**REQUIRED TASK:** Review the lines that follow and copy each one that contains the word "home".

>> Begin MATERIAL

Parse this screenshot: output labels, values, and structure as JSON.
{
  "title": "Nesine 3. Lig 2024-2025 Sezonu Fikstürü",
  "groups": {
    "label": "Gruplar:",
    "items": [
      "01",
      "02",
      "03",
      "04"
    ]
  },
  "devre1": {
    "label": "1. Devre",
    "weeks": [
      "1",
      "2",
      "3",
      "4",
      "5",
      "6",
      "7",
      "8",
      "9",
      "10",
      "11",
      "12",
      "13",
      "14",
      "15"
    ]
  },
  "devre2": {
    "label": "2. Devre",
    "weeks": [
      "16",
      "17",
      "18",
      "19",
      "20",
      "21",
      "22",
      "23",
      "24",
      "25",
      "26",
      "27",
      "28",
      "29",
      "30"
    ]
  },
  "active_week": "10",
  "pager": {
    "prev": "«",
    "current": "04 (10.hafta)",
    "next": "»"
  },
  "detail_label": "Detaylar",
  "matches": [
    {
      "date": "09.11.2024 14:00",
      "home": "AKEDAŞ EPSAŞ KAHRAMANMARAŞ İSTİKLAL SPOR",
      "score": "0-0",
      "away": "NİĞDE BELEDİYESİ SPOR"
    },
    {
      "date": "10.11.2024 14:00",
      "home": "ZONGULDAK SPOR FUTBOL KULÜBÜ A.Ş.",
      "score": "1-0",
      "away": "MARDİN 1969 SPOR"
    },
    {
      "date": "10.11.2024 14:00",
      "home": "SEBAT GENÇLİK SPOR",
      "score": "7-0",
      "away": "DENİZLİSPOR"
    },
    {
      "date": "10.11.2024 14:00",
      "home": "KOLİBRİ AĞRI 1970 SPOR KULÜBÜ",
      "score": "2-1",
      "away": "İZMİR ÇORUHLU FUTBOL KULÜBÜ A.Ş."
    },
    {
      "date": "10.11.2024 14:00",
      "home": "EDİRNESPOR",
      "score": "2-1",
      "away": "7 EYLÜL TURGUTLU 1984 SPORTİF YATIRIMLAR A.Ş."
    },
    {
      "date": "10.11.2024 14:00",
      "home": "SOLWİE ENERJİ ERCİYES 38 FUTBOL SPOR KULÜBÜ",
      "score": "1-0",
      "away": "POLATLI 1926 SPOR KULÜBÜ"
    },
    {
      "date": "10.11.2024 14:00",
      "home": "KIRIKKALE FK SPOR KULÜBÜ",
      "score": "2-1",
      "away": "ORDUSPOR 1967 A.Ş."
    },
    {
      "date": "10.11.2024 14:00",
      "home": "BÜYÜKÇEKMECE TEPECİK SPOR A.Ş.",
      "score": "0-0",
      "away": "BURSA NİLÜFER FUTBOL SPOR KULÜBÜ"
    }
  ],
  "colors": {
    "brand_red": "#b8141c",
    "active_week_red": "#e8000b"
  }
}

>> End MATERIAL

**EXERCISE RESPONSE:**
      "home": "AKEDAŞ EPSAŞ KAHRAMANMARAŞ İSTİKLAL SPOR",
      "home": "ZONGULDAK SPOR FUTBOL KULÜBÜ A.Ş.",
      "home": "SEBAT GENÇLİK SPOR",
      "home": "KOLİBRİ AĞRI 1970 SPOR KULÜBÜ",
      "home": "EDİRNESPOR",
      "home": "SOLWİE ENERJİ ERCİYES 38 FUTBOL SPOR KULÜBÜ",
      "home": "KIRIKKALE FK SPOR KULÜBÜ",
      "home": "BÜYÜKÇEKMECE TEPECİK SPOR A.Ş.",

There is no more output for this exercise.